Given problem: Within the records below, find each line that holds the string "Hyperthyroidism", then copy it.
• • • •
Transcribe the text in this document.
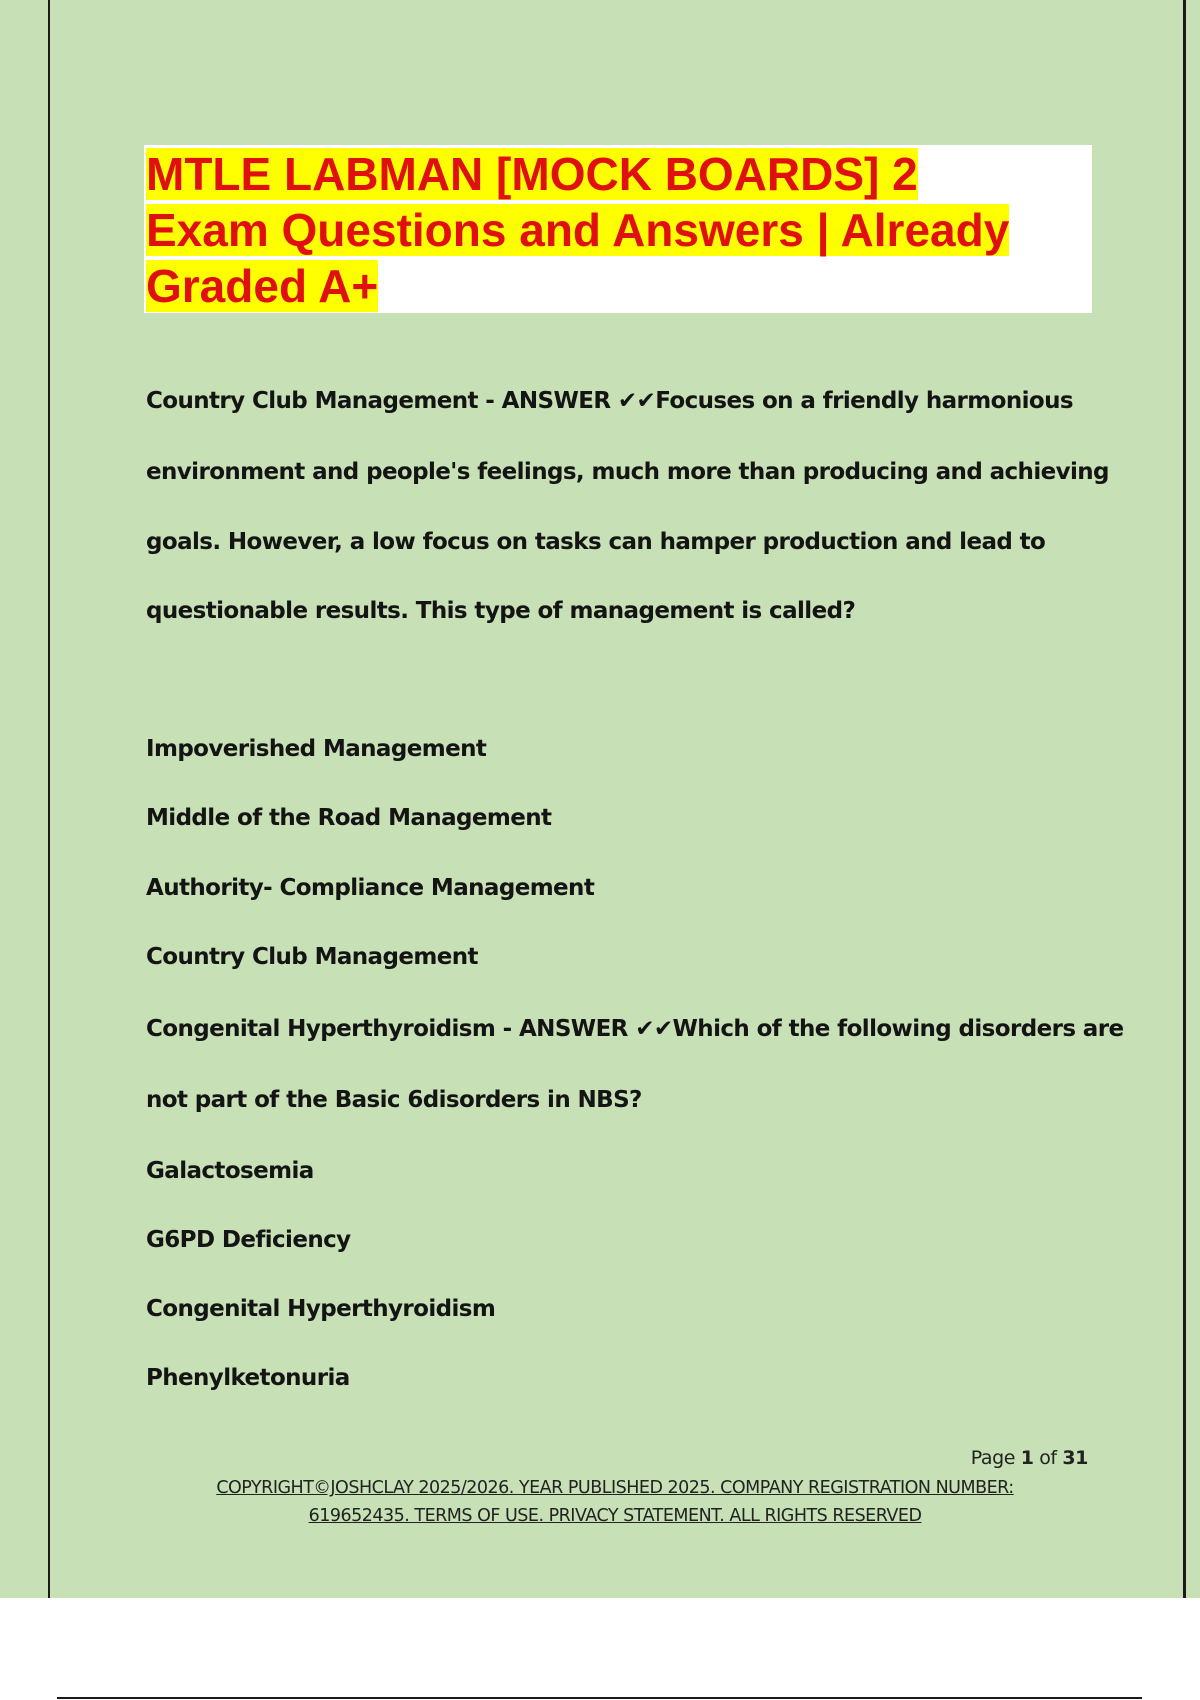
MTLE LABMAN [MOCK BOARDS] 2
Exam Questions and Answers | Already
Graded A+
Country Club Management - ANSWER ✔✔Focuses on a friendly harmonious
environment and people's feelings, much more than producing and achieving
goals. However, a low focus on tasks can hamper production and lead to
questionable results. This type of management is called?
Impoverished Management
Middle of the Road Management
Authority- Compliance Management
Country Club Management
Congenital Hyperthyroidism - ANSWER ✔✔Which of the following disorders are
not part of the Basic 6disorders in NBS?
Galactosemia
G6PD Deficiency
Congenital Hyperthyroidism
Phenylketonuria
Page 1 of 31
COPYRIGHT©JOSHCLAY 2025/2026. YEAR PUBLISHED 2025. COMPANY REGISTRATION NUMBER:
619652435. TERMS OF USE. PRIVACY STATEMENT. ALL RIGHTS RESERVED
• • • •
Answer to this task:
Congenital Hyperthyroidism - ANSWER ✔✔Which of the following disorders are
Congenital Hyperthyroidism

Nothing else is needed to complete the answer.